EXERCISE BRIEF: Repeat the material exactly, every line of it.

Recorded data
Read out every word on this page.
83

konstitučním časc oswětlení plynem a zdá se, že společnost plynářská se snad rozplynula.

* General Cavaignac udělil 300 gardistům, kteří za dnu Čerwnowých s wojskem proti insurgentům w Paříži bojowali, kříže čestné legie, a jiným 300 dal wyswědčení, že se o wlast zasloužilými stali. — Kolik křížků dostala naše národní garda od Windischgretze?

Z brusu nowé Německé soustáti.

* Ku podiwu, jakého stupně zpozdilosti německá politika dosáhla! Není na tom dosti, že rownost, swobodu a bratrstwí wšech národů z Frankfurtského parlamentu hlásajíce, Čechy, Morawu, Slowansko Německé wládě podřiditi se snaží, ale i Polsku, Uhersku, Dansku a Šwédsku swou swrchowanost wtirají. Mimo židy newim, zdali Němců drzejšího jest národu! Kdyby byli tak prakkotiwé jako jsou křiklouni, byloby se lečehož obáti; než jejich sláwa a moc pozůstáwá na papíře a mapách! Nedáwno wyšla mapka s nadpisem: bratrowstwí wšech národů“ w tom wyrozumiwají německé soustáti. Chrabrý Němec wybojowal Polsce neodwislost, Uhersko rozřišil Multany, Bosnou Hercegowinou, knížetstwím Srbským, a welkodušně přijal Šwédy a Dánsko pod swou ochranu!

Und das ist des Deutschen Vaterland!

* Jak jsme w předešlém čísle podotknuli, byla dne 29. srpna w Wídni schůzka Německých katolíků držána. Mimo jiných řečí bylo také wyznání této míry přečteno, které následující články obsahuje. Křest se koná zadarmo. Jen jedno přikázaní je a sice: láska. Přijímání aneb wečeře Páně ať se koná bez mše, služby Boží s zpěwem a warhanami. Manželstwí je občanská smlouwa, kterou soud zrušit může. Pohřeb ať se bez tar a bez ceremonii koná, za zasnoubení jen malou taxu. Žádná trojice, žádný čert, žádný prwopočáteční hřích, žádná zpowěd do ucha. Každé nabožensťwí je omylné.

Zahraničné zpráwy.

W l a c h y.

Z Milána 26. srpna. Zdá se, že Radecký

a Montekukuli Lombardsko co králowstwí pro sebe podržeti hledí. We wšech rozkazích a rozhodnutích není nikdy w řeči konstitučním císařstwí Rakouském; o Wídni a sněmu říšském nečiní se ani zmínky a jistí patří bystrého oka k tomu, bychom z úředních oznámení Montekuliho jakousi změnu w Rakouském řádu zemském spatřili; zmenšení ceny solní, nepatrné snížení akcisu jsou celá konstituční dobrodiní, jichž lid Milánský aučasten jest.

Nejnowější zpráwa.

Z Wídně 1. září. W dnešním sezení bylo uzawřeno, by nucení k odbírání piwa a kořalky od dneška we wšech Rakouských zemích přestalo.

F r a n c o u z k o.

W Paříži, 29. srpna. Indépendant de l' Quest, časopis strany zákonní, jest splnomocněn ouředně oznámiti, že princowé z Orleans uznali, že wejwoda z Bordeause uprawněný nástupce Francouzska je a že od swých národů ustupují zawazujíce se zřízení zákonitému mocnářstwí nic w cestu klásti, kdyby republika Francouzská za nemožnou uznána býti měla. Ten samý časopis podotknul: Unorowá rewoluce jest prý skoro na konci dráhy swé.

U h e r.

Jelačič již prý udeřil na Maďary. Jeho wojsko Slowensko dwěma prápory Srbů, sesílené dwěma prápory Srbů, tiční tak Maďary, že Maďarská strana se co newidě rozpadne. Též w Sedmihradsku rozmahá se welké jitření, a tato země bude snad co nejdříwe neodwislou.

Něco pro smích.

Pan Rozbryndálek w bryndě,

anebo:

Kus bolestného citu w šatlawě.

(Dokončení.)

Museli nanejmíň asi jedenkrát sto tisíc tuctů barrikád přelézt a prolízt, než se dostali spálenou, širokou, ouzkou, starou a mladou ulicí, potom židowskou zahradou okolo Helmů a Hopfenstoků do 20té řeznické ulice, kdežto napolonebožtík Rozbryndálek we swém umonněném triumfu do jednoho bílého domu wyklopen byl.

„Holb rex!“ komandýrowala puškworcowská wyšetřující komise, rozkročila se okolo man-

CORRECT OUTPUT:
Read out every word on this page.
83

konstitučním časc oswětlení plynem a zdá se, že společnost plynářská se snad rozplynula.

* General Cavaignac udělil 300 gardistům, kteří za dnu Čerwnowých s wojskem proti insurgentům w Paříži bojowali, kříže čestné legie, a jiným 300 dal wyswědčení, že se o wlast zasloužilými stali. — Kolik křížků dostala naše národní garda od Windischgretze?

Z brusu nowé Německé soustáti.

* Ku podiwu, jakého stupně zpozdilosti německá politika dosáhla! Není na tom dosti, že rownost, swobodu a bratrstwí wšech národů z Frankfurtského parlamentu hlásajíce, Čechy, Morawu, Slowansko Německé wládě podřiditi se snaží, ale i Polsku, Uhersku, Dansku a Šwédsku swou swrchowanost wtirají. Mimo židy newim, zdali Němců drzejšího jest národu! Kdyby byli tak prakkotiwé jako jsou křiklouni, byloby se lečehož obáti; než jejich sláwa a moc pozůstáwá na papíře a mapách! Nedáwno wyšla mapka s nadpisem: bratrowstwí wšech národů“ w tom wyrozumiwají německé soustáti. Chrabrý Němec wybojowal Polsce neodwislost, Uhersko rozřišil Multany, Bosnou Hercegowinou, knížetstwím Srbským, a welkodušně přijal Šwédy a Dánsko pod swou ochranu!

Und das ist des Deutschen Vaterland!

* Jak jsme w předešlém čísle podotknuli, byla dne 29. srpna w Wídni schůzka Německých katolíků držána. Mimo jiných řečí bylo také wyznání této míry přečteno, které následující články obsahuje. Křest se koná zadarmo. Jen jedno přikázaní je a sice: láska. Přijímání aneb wečeře Páně ať se koná bez mše, služby Boží s zpěwem a warhanami. Manželstwí je občanská smlouwa, kterou soud zrušit může. Pohřeb ať se bez tar a bez ceremonii koná, za zasnoubení jen malou taxu. Žádná trojice, žádný čert, žádný prwopočáteční hřích, žádná zpowěd do ucha. Každé nabožensťwí je omylné.

Zahraničné zpráwy.

W l a c h y.

Z Milána 26. srpna. Zdá se, že Radecký

a Montekukuli Lombardsko co králowstwí pro sebe podržeti hledí. We wšech rozkazích a rozhodnutích není nikdy w řeči konstitučním císařstwí Rakouském; o Wídni a sněmu říšském nečiní se ani zmínky a jistí patří bystrého oka k tomu, bychom z úředních oznámení Montekuliho jakousi změnu w Rakouském řádu zemském spatřili; zmenšení ceny solní, nepatrné snížení akcisu jsou celá konstituční dobrodiní, jichž lid Milánský aučasten jest.

Nejnowější zpráwa.

Z Wídně 1. září. W dnešním sezení bylo uzawřeno, by nucení k odbírání piwa a kořalky od dneška we wšech Rakouských zemích přestalo.

F r a n c o u z k o.

W Paříži, 29. srpna. Indépendant de l' Quest, časopis strany zákonní, jest splnomocněn ouředně oznámiti, že princowé z Orleans uznali, že wejwoda z Bordeause uprawněný nástupce Francouzska je a že od swých národů ustupují zawazujíce se zřízení zákonitému mocnářstwí nic w cestu klásti, kdyby republika Francouzská za nemožnou uznána býti měla. Ten samý časopis podotknul: Unorowá rewoluce jest prý skoro na konci dráhy swé.

U h e r.

Jelačič již prý udeřil na Maďary. Jeho wojsko Slowensko dwěma prápory Srbů, sesílené dwěma prápory Srbů, tiční tak Maďary, že Maďarská strana se co newidě rozpadne. Též w Sedmihradsku rozmahá se welké jitření, a tato země bude snad co nejdříwe neodwislou.

Něco pro smích.

Pan Rozbryndálek w bryndě,

anebo:

Kus bolestného citu w šatlawě.

(Dokončení.)

Museli nanejmíň asi jedenkrát sto tisíc tuctů barrikád přelézt a prolízt, než se dostali spálenou, širokou, ouzkou, starou a mladou ulicí, potom židowskou zahradou okolo Helmů a Hopfenstoků do 20té řeznické ulice, kdežto napolonebožtík Rozbryndálek we swém umonněném triumfu do jednoho bílého domu wyklopen byl.

„Holb rex!“ komandýrowala puškworcowská wyšetřující komise, rozkročila se okolo man-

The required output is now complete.